-- Start of THE RECORDS --
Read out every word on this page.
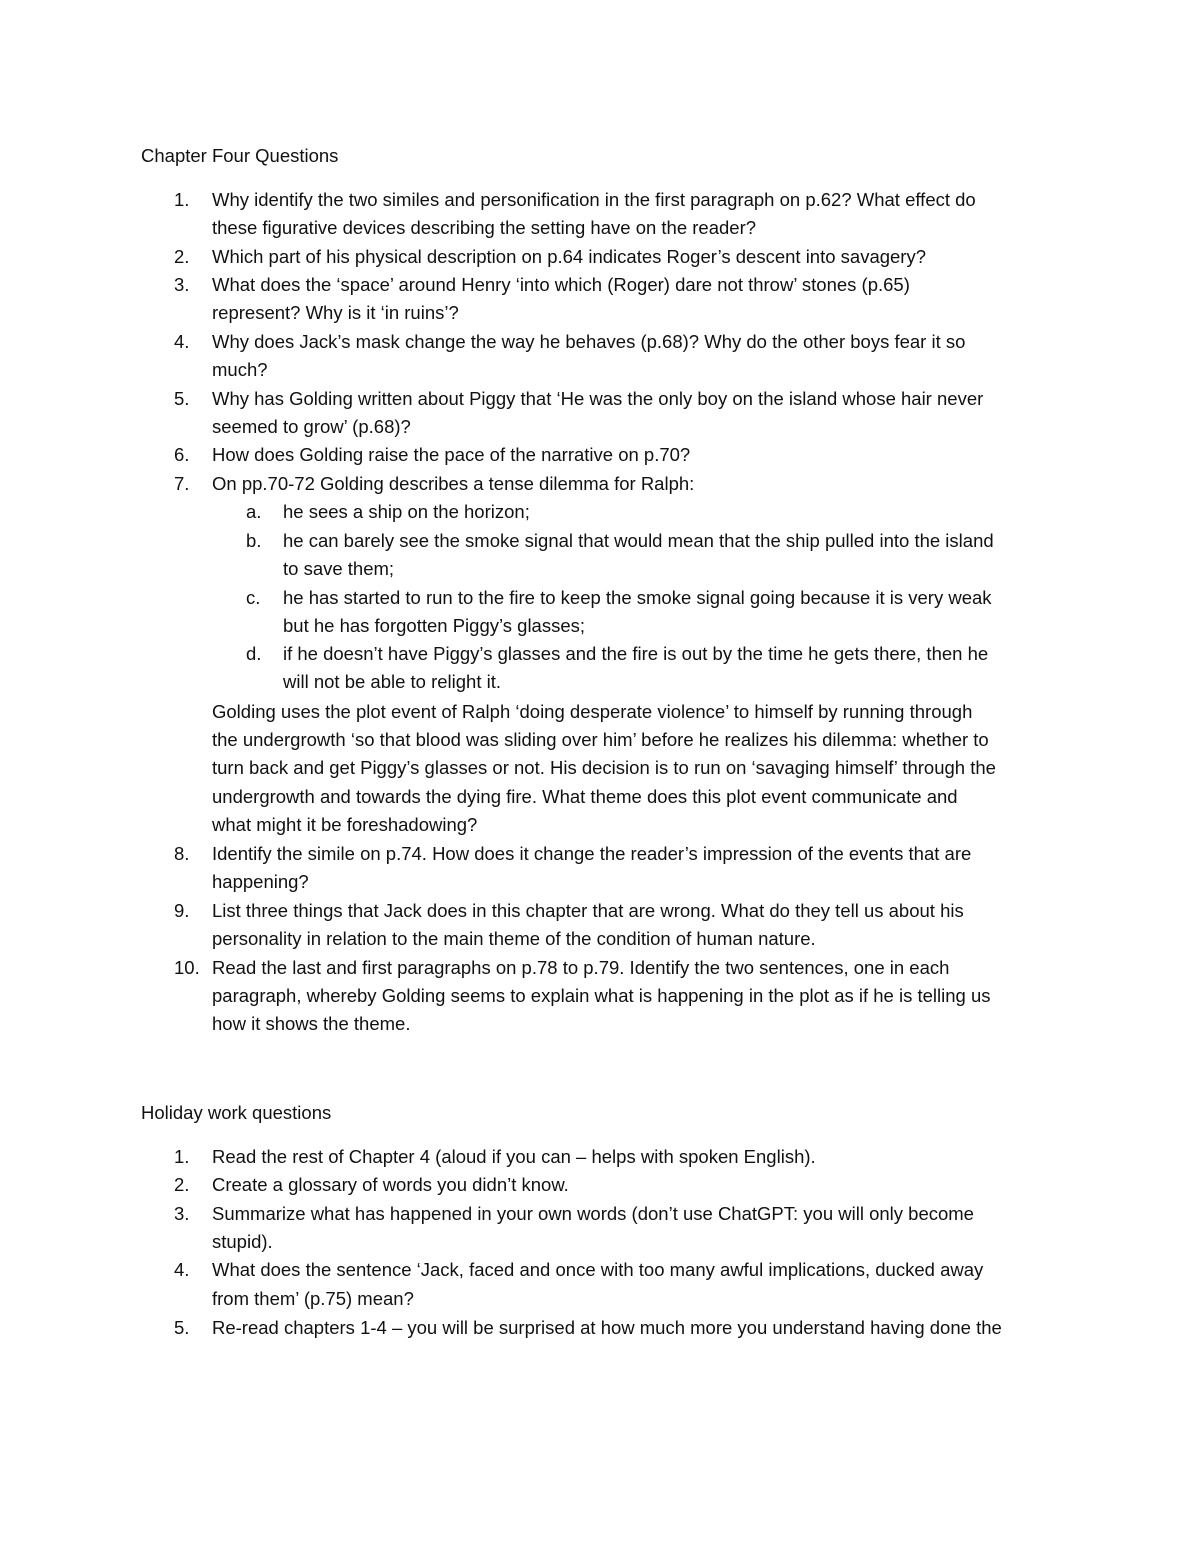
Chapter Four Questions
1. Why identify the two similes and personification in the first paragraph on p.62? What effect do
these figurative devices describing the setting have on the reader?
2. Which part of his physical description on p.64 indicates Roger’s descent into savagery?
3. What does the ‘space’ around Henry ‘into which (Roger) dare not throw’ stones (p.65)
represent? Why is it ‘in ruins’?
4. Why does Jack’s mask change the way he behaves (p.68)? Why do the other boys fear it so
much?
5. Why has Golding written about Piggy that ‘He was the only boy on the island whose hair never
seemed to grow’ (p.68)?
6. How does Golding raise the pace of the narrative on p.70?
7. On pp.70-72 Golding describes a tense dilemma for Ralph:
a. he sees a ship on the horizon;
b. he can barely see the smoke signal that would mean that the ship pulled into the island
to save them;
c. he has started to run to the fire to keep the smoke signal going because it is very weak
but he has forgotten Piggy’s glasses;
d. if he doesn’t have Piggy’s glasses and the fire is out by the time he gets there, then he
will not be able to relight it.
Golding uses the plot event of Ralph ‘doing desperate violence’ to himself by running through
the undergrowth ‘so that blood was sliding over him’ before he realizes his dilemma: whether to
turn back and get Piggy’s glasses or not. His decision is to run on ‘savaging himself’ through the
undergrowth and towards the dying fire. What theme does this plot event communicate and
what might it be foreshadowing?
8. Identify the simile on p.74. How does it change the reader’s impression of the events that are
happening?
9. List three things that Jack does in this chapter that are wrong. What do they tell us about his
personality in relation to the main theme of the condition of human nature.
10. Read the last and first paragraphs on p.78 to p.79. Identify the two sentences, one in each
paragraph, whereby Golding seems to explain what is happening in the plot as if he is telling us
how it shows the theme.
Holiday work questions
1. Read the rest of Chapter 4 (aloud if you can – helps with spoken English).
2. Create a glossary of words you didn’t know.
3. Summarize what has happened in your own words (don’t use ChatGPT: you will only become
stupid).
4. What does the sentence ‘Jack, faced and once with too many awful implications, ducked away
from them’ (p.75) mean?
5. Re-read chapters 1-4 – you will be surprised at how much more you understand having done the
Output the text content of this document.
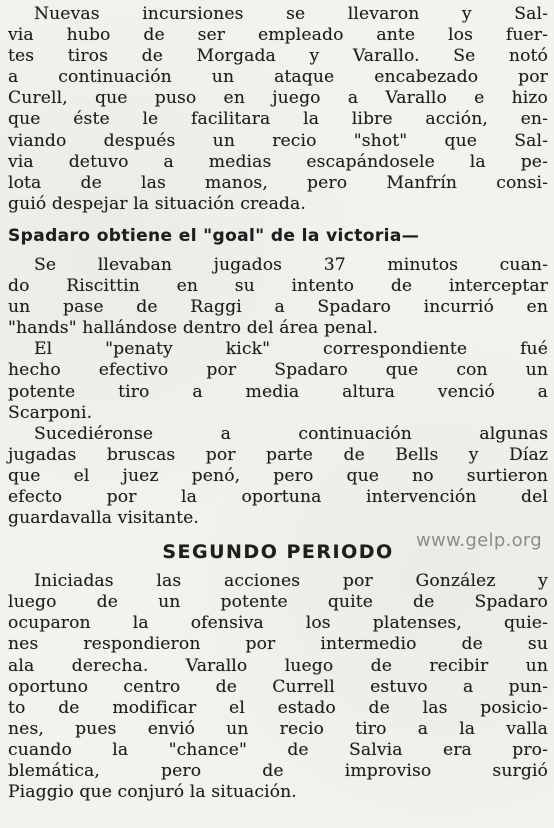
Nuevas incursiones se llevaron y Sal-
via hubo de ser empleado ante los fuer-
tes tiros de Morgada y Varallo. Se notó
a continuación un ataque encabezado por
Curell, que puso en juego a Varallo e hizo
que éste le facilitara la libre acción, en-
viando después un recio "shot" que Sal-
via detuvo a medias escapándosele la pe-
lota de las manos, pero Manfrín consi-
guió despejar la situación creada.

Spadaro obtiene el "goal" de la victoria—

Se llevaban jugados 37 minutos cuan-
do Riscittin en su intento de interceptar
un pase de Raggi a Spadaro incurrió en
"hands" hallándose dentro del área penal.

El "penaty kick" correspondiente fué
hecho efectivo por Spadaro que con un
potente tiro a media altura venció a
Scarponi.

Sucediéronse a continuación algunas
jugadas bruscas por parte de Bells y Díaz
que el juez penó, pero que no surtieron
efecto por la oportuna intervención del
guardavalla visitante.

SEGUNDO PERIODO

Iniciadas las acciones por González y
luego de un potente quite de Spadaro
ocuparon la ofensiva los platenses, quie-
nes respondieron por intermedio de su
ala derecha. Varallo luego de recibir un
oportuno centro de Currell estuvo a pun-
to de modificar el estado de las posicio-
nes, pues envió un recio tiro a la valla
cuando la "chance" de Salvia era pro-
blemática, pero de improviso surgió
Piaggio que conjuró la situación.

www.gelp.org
-- End of THE RECORDS --
-- Start of THE RECORDS --
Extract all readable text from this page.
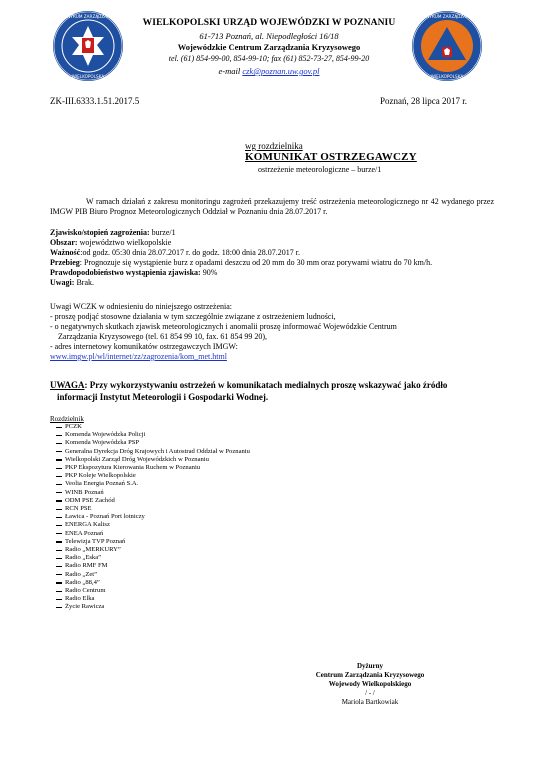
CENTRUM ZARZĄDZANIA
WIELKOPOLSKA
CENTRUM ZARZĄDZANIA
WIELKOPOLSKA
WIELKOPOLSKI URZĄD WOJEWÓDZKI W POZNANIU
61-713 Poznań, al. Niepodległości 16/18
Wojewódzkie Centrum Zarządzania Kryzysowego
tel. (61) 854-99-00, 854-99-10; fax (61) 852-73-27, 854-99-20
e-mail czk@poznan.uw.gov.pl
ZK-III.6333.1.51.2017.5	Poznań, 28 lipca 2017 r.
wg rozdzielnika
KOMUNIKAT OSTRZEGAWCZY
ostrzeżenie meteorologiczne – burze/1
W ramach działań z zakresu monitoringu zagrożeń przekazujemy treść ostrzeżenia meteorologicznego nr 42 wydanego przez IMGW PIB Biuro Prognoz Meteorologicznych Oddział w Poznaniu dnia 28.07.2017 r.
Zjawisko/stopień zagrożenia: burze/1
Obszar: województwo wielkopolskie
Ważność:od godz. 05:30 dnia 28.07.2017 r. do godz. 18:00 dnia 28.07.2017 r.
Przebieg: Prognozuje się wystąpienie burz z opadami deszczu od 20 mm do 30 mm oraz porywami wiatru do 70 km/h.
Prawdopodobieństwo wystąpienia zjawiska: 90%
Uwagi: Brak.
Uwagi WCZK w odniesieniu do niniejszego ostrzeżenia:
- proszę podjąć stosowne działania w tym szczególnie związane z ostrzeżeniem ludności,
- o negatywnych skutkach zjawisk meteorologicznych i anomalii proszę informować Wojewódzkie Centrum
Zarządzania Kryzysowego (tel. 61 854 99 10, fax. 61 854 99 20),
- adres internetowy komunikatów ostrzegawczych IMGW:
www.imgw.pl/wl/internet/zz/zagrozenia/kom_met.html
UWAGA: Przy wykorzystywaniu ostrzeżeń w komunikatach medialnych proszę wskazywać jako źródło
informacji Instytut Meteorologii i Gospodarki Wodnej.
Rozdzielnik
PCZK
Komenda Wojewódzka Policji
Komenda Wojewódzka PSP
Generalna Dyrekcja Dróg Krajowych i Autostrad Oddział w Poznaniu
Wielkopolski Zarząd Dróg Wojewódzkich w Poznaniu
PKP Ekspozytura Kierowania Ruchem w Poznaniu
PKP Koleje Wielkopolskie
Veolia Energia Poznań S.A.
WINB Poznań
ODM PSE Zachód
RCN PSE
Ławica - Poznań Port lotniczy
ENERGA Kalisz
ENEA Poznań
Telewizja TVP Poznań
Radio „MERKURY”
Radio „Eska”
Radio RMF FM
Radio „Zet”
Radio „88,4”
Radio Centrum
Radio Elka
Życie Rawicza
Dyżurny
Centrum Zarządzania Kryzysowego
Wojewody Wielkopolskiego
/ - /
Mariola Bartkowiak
-- End of THE RECORDS --
-- Start of THE RECORDS --
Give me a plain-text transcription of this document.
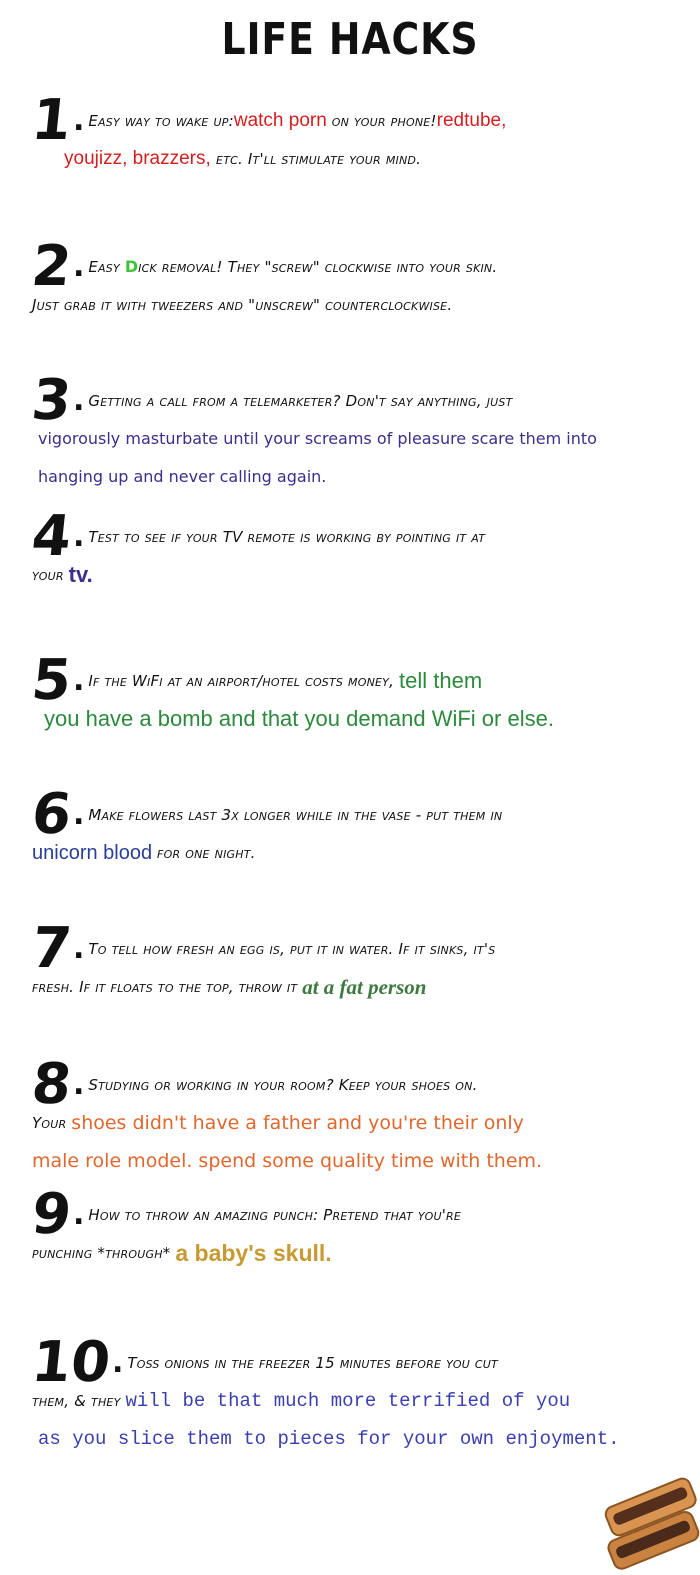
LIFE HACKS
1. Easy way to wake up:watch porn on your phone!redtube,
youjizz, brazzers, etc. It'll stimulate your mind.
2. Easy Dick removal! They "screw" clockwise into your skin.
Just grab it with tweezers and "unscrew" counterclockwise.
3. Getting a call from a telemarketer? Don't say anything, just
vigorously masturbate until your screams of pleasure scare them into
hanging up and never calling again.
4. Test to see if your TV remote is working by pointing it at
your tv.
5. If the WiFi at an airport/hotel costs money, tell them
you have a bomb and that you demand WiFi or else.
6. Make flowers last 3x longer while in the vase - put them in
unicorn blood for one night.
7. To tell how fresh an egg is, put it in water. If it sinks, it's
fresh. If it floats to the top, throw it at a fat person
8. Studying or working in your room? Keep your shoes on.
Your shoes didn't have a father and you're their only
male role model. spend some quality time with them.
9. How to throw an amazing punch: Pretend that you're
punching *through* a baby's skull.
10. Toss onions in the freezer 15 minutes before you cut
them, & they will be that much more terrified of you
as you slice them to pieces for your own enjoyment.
-- End of THE RECORDS --
* [GIVEN INSTRUCTION] Show the lines of the material that contain the word "glasses".

* [COMPLETE ANSWER]
but he has forgotten Piggy’s glasses;
d. if he doesn’t have Piggy’s glasses and the fire is out by the time he gets there, then he
turn back and get Piggy’s glasses or not. His decision is to run on ‘savaging himself’ through the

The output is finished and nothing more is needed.